- _节选文字_:

··········

题解 P6707 【[COCI2010-2011#7] UPIT】终极数据结构

· · 题解

对楼上分块算法的代码补充

另提一下,之所以不会T,是因为我们当块大小>2S时才会重构,那么最多重构\sqrt(n)次,复杂度是\sqrt(n)n

#include <bits/stdc++.h>
using namespace std;
#define LL long long
#define ls p<<1
#define rs p<<1|1
const int M=2e5+5;
int n,tot,Q,S,sz[450];//sz:块的大小 
LL lazy[3][450],sum[450],num[450][900],tmp[M];//lazy:延迟更新标记 
void Down(int p){ 
    if(lazy[0][p]){
        for(int i=1;i<=sz[p];++i)num[p][i]=lazy[0][p];
        lazy[0][p]=0;
    }
    if(lazy[1][p]){
        LL &x=lazy[1][p],&y=lazy[2][p];
        for(int i=1;i<=sz[p];++i)
            num[p][i]+=x,x+=y;
        x=y=0;
    }
}
LL Query(int l,int r){
    LL res=0;
    int k=1,id=0,t=1;
    while(k+sz[id]<=l)k+=sz[id++];
    Down(id);
    while(k<l)++k,++t;
    while(t<=sz[id]&&k<=r)res+=num[id][t++],++k;
    ++id;
    while(k+sz[id]<=r)k+=sz[id],res+=sum[id++];
    t=1;Down(id);
    while(k<=r)res+=num[id][t++],++k;
    return res;
}
void Change(int l,int r,int x){
    int k=1,id=0,t=1;
    while(k+sz[id]<=l)k+=sz[id++];
    Down(id);
    while(k<l)++k,++t;
    while(t<=sz[id]&&k<=r)

··········

- _数据摘录_:

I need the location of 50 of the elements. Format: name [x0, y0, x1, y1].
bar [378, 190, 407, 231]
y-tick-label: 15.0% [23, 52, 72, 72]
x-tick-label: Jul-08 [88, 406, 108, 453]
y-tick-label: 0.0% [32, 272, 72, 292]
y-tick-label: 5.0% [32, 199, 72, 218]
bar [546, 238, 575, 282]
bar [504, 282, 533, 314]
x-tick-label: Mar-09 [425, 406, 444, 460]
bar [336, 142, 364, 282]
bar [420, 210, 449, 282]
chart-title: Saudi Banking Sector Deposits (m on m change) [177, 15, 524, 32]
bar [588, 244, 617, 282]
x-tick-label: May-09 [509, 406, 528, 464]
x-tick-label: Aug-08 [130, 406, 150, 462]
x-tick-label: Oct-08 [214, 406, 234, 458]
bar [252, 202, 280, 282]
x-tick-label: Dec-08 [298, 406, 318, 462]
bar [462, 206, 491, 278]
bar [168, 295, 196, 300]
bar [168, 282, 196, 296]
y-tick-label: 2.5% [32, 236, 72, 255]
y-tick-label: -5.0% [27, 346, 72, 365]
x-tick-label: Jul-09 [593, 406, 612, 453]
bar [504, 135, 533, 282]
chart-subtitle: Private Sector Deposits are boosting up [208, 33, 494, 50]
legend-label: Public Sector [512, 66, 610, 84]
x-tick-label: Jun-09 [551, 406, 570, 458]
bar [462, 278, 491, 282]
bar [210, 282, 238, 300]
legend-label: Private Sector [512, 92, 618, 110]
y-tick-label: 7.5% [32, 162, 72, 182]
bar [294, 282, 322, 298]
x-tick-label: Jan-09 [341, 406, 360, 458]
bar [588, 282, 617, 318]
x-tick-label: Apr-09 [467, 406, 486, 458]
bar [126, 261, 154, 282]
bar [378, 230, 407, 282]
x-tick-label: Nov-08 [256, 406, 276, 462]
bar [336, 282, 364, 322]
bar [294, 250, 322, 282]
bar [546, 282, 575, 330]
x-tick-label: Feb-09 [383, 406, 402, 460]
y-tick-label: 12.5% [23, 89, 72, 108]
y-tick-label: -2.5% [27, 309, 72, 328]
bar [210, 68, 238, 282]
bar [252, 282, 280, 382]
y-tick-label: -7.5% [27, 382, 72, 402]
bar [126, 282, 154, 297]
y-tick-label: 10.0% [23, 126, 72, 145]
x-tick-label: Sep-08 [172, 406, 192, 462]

··········

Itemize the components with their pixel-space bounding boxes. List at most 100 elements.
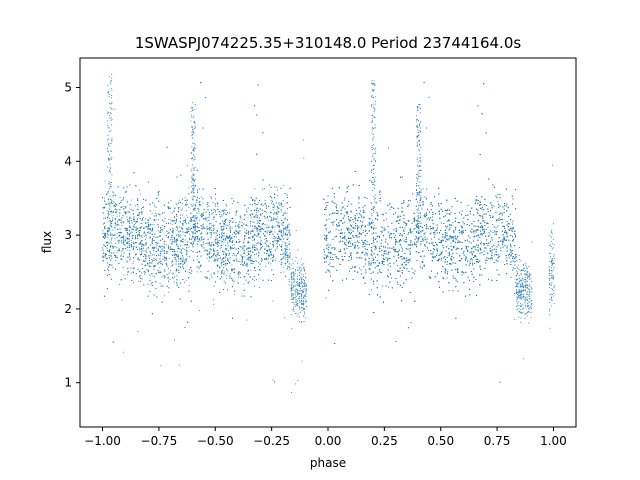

··········

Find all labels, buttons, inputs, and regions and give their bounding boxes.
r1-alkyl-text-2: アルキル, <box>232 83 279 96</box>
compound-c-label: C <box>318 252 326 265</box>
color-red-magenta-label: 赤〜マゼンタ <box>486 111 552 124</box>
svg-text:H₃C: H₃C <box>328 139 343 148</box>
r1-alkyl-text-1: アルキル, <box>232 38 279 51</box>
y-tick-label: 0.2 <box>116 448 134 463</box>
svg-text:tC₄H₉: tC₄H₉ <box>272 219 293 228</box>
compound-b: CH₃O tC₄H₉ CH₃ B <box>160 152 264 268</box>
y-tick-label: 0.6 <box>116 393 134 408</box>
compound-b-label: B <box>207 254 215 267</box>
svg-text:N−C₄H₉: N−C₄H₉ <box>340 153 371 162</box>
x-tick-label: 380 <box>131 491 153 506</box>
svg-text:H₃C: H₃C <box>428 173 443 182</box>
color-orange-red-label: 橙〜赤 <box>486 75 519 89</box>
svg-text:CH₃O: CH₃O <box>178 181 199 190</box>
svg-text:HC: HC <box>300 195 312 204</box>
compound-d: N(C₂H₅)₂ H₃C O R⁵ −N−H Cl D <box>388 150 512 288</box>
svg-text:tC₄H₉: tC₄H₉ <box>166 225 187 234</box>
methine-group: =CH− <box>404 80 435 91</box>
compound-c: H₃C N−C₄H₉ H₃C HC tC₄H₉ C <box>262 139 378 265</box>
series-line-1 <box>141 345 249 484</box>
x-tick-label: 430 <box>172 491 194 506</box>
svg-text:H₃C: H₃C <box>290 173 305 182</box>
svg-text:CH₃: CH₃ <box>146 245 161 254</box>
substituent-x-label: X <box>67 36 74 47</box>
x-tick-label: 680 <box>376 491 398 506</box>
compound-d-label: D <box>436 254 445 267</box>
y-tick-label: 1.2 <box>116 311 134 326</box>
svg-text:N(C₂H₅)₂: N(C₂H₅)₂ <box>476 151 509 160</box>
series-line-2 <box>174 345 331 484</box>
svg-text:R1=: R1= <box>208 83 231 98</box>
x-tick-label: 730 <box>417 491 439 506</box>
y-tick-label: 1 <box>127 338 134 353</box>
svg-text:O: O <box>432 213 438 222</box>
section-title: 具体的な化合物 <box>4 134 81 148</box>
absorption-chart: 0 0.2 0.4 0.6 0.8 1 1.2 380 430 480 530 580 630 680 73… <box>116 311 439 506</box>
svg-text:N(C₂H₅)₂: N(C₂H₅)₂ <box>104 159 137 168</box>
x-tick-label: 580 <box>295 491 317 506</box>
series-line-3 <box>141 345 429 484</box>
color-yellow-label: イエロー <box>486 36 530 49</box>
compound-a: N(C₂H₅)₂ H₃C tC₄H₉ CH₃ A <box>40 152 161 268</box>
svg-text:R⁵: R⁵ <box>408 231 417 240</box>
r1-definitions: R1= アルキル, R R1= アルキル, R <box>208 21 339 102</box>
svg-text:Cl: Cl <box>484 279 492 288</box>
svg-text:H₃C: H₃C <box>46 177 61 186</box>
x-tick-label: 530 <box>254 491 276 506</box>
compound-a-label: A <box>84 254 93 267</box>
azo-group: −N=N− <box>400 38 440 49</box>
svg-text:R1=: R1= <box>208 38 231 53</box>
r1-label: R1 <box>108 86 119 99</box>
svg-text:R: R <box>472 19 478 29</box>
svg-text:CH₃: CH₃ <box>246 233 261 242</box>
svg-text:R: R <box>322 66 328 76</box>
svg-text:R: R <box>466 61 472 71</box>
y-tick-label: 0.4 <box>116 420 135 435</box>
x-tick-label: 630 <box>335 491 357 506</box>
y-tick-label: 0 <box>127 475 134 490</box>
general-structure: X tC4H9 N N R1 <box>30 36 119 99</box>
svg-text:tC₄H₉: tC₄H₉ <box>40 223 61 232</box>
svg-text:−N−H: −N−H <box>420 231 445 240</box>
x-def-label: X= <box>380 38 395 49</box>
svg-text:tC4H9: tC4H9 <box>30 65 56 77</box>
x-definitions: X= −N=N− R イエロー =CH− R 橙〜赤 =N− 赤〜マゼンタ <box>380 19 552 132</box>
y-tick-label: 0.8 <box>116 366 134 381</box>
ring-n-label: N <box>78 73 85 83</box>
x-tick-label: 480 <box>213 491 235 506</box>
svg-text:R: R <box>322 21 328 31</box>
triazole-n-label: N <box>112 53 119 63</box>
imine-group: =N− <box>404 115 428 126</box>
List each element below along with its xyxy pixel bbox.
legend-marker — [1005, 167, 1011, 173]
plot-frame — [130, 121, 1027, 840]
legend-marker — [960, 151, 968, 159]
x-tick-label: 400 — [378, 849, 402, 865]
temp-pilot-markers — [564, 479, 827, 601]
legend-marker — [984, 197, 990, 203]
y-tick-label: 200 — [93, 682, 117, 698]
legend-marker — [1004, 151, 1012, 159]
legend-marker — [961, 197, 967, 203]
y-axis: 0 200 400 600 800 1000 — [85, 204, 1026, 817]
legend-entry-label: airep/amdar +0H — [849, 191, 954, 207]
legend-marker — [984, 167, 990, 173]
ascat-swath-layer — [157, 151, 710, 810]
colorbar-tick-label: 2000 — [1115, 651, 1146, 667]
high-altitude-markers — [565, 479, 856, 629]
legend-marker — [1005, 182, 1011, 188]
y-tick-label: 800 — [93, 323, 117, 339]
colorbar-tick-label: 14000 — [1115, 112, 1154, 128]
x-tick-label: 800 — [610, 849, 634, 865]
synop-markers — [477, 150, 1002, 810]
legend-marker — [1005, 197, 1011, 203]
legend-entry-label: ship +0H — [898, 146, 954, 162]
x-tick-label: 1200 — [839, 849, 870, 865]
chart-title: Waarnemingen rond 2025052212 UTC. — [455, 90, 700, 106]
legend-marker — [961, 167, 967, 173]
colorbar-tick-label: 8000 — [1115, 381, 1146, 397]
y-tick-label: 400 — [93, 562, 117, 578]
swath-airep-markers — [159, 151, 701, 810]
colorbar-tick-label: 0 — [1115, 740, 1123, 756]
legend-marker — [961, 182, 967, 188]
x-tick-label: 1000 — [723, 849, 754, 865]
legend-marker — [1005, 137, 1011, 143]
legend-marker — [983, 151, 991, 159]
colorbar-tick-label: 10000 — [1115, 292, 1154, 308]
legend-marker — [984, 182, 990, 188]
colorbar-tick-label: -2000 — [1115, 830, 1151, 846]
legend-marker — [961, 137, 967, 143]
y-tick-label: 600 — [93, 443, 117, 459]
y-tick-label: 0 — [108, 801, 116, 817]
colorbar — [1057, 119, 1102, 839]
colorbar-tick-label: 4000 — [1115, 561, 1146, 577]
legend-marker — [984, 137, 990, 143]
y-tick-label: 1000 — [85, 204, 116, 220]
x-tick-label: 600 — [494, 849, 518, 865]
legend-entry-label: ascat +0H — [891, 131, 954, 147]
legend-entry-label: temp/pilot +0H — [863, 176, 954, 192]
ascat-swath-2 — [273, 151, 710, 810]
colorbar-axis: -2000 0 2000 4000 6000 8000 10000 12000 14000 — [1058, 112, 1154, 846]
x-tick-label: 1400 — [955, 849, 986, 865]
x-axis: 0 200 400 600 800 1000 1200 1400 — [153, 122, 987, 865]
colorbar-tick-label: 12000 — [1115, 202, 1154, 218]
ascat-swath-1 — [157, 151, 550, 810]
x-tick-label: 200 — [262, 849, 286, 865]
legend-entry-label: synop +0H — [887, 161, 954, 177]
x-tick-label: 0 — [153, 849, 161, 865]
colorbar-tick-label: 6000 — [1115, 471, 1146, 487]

··········

- _待做任务_:
a) 根据这篇分块题解回答：
(i) 块大小超过多少时才会重构？
(ii) 最多会重构多少次？
(iii) 代码注释说 sz 数组存的是什么？
b) 续写这篇分块题解的代码，从它停下的地方接着往下写。
这些列表取自另一个来源。

- _解答_:
a)
(i) 超过 2S 时。
(ii) 最多 \sqrt(n) 次。
(iii) 块的大小。

b)
        sum[id]+=x-num[id][t],num[id][t++]=x,++k;
    ++id;
    while(k+sz[id]<=r){
        k+=sz[id];
        sum[id]=1ll*sz[id]*x;
        lazy[0][id]=x;lazy[1][id]=lazy[2][id]=0;
        id++;
    }
    t=1;Down(id);
    while(k<=r){
        sum[id]+=x-num[id][t],num[id][t++]=x,++k;
    }
    return ;
}
void Update(int l,int r,int x){
    int k=1,id=0,t=1;
    LL v=x;
    while(k+sz[id]<=l)k+=sz[id++];
    Down(id);
    while(k<l)++k,++t;
    while(t<=sz[id]&&k<=r)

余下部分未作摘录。